- WORK TO BE COMPLETED -
Scan the lines below for the string "quintile" and copy every one that has it.

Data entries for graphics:

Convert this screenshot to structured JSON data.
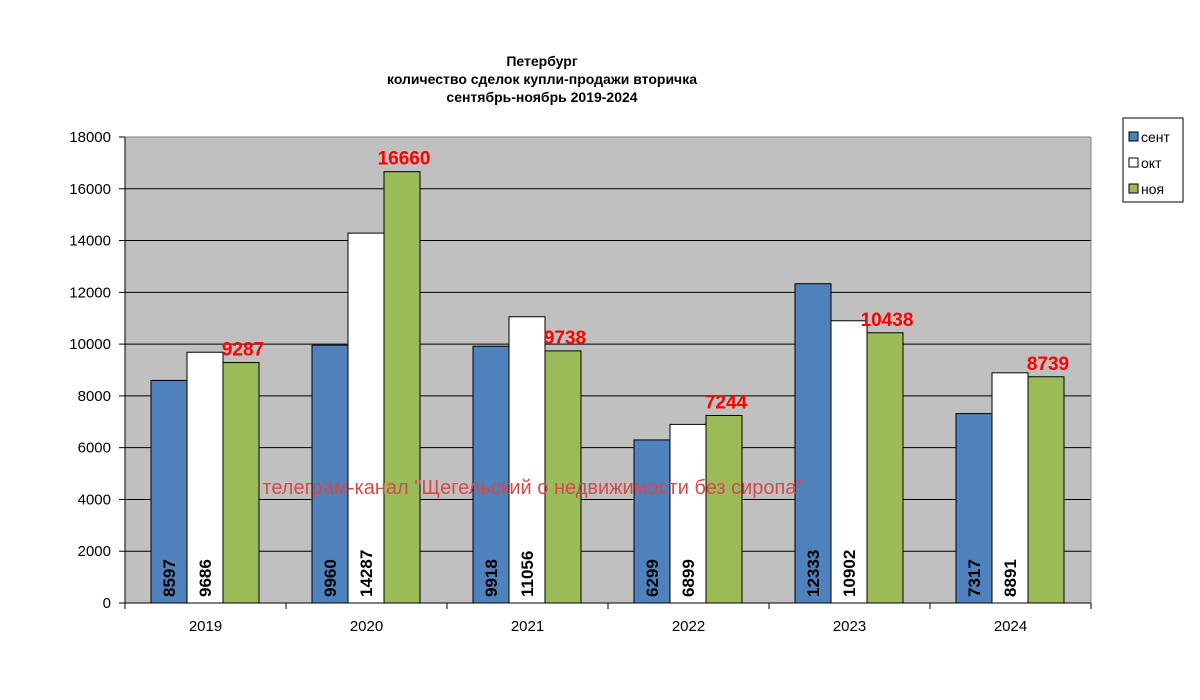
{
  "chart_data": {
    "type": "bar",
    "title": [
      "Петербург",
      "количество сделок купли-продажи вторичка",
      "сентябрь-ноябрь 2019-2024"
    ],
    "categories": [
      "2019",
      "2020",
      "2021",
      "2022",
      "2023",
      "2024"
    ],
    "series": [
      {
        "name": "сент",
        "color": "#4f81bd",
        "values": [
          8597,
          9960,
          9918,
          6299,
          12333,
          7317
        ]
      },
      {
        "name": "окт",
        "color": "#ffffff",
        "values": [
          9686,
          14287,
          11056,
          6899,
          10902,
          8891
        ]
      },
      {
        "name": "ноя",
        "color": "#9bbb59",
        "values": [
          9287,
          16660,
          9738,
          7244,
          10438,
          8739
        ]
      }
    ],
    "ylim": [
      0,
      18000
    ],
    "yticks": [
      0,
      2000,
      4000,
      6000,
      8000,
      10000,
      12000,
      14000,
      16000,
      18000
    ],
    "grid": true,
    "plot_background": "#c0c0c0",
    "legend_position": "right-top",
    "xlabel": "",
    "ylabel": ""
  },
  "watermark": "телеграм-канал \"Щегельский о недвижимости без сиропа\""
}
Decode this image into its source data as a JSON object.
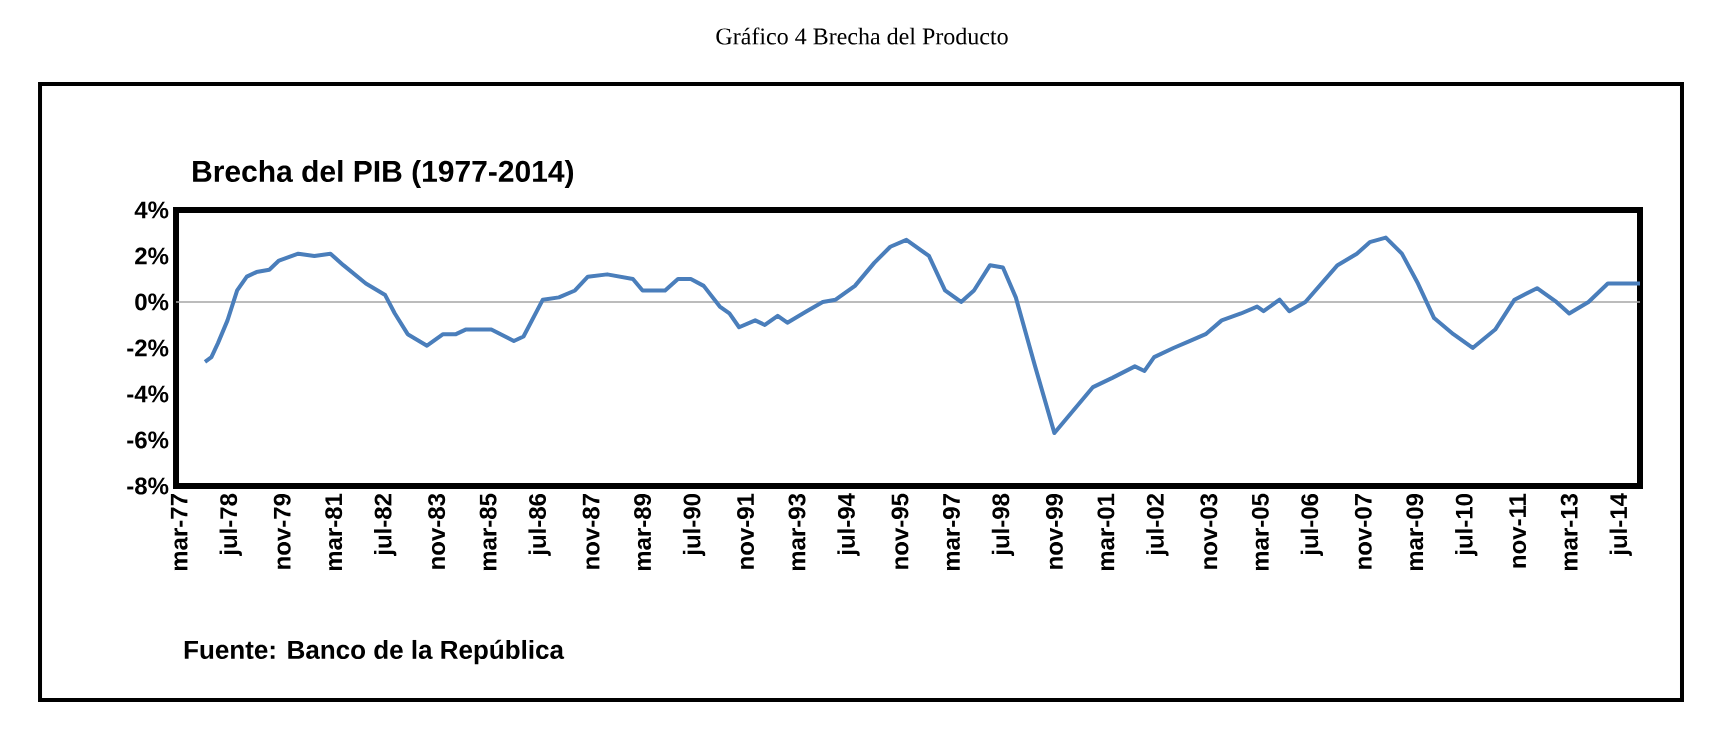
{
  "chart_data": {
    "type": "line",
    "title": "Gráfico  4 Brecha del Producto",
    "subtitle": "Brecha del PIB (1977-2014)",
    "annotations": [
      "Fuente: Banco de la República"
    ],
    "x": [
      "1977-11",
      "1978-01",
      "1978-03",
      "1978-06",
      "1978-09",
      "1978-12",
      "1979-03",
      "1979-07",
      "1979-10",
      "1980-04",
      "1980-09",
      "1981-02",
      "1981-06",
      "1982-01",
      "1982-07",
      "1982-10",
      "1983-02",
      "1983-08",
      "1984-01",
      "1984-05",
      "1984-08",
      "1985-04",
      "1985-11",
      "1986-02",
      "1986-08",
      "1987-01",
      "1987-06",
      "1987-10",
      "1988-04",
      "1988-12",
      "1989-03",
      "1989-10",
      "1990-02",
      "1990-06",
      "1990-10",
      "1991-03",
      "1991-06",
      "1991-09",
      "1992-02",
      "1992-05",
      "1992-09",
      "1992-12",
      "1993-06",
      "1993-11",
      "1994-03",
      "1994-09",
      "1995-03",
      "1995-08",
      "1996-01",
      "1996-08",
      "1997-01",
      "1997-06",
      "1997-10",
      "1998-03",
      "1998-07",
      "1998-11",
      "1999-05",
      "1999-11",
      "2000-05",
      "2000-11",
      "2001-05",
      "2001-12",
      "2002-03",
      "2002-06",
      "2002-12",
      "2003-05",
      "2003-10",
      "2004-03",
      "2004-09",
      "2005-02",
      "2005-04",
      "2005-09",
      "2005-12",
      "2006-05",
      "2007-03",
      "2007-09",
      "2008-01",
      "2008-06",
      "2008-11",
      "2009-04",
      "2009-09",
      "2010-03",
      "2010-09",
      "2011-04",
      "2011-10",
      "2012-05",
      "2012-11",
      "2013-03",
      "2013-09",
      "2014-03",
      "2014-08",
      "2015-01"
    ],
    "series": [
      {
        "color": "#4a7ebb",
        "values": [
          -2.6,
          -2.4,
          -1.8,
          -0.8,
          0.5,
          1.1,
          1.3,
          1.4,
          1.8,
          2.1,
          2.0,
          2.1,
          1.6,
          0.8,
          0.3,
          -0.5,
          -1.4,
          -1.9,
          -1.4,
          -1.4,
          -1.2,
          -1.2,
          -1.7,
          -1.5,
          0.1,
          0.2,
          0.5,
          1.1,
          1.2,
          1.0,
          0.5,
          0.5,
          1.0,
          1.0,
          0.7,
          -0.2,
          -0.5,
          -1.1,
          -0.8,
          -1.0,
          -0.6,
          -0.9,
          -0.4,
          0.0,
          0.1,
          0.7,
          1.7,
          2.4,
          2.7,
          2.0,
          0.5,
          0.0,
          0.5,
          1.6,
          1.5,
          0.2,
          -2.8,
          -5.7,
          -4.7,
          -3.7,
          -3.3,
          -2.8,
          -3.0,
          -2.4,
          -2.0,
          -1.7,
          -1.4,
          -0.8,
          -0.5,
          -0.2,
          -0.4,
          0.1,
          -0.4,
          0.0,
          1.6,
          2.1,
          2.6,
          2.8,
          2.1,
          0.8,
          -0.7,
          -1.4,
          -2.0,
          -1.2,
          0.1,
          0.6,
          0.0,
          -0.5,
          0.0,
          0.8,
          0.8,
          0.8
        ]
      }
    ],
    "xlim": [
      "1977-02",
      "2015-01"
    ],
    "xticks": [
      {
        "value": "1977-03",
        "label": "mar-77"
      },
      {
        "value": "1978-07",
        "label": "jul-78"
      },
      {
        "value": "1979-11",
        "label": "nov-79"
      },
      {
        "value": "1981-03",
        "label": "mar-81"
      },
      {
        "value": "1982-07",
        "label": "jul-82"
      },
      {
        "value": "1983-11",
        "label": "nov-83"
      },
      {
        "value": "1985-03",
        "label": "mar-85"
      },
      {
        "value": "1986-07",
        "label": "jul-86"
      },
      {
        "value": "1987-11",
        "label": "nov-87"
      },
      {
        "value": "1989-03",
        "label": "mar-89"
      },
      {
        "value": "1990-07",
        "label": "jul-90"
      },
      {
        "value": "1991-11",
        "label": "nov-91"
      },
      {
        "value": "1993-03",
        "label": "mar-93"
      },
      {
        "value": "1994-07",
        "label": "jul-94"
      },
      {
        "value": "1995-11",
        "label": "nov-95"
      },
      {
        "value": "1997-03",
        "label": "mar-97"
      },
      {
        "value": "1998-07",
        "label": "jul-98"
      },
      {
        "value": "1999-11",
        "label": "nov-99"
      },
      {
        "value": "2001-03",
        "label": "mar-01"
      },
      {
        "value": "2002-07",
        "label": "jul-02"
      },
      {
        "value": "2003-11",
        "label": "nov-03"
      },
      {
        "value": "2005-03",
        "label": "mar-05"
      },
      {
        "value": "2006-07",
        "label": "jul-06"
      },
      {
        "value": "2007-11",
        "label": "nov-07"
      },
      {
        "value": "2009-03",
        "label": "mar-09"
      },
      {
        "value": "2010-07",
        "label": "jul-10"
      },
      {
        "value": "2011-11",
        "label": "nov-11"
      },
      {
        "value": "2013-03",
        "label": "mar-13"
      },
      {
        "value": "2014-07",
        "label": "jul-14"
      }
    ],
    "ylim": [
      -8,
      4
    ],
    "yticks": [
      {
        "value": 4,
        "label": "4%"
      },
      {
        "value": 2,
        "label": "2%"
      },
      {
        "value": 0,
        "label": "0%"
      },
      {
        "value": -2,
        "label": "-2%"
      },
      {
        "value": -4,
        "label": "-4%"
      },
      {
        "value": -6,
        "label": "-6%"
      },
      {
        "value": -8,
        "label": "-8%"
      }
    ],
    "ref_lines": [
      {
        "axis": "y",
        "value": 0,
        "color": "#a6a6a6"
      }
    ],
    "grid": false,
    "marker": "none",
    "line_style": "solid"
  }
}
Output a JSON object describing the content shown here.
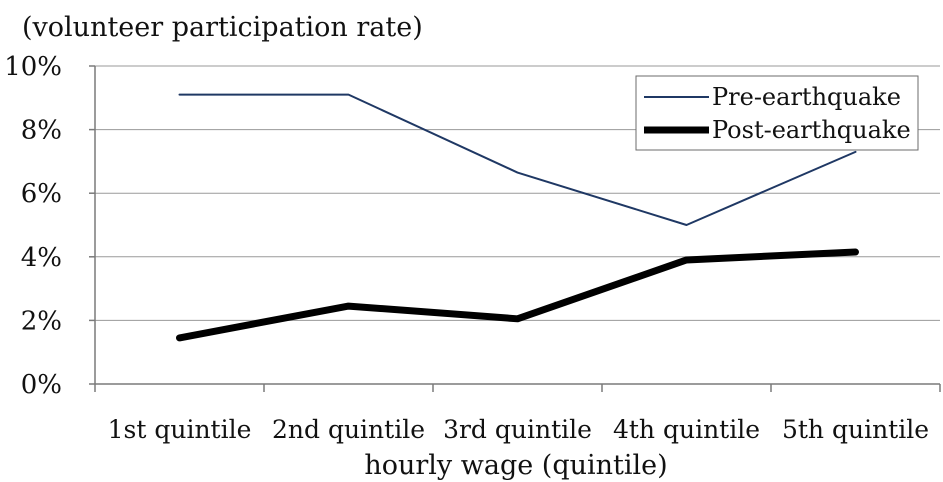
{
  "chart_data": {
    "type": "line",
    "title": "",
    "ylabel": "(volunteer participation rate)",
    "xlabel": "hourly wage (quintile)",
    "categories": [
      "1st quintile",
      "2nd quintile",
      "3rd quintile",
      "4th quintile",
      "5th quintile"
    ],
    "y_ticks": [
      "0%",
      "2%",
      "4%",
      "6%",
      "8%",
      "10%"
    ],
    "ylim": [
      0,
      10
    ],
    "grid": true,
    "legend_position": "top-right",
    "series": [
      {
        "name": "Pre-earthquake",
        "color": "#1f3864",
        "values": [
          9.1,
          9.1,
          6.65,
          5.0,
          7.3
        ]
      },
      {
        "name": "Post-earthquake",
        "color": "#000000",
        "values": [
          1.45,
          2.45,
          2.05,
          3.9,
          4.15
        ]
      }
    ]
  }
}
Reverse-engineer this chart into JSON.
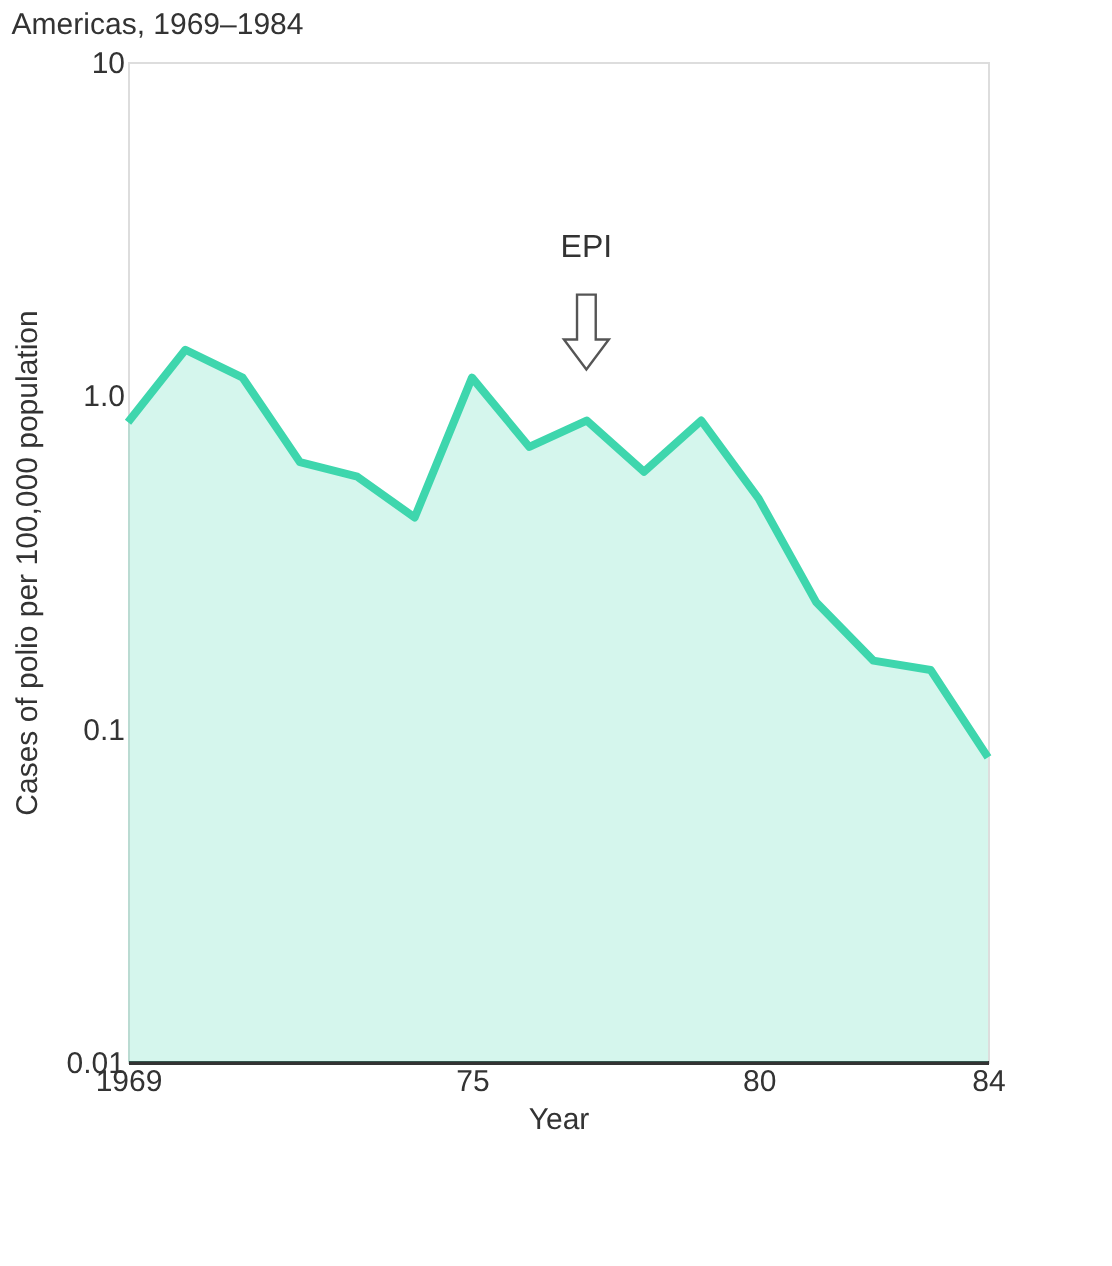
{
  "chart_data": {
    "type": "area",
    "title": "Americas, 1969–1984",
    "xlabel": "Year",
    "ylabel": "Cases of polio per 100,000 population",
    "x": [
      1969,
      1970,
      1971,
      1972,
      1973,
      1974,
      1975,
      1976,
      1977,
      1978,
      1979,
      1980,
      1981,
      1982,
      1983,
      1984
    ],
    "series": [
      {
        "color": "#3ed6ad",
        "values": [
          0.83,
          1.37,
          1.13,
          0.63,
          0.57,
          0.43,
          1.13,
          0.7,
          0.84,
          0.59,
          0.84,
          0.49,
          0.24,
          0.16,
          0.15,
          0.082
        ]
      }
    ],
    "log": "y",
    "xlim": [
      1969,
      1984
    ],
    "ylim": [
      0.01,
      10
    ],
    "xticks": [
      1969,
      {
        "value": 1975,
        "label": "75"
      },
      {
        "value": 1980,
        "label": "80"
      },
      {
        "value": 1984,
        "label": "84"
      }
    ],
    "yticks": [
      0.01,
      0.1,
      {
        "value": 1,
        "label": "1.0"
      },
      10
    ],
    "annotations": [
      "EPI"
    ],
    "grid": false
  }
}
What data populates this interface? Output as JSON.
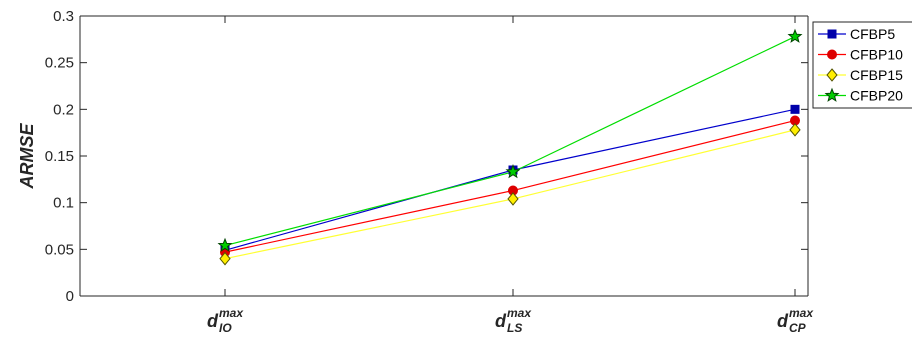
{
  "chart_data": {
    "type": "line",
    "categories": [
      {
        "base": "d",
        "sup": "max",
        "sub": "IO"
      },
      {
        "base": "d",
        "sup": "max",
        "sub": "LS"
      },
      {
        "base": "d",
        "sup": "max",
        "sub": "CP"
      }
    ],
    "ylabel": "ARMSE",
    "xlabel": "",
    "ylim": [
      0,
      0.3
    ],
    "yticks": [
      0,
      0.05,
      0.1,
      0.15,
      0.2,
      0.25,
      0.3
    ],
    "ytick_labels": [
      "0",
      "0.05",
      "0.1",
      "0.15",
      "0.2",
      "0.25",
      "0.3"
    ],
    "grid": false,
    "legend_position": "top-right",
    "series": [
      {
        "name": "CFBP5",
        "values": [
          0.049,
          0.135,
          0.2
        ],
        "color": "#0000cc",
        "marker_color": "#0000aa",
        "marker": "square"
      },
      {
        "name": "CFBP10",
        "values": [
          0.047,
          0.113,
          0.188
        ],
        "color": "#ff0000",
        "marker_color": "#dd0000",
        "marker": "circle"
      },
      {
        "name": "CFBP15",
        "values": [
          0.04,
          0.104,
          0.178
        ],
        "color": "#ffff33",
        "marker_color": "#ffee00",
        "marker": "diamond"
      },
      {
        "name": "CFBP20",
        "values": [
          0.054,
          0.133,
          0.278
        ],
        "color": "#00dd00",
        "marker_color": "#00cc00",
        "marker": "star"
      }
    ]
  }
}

- WRITTEN RESPONSE -
    "xlabel": "hourly wage (quintile)",
      "1st quintile",
      "2nd quintile",
      "3rd quintile",
      "4th quintile",
      "5th quintile"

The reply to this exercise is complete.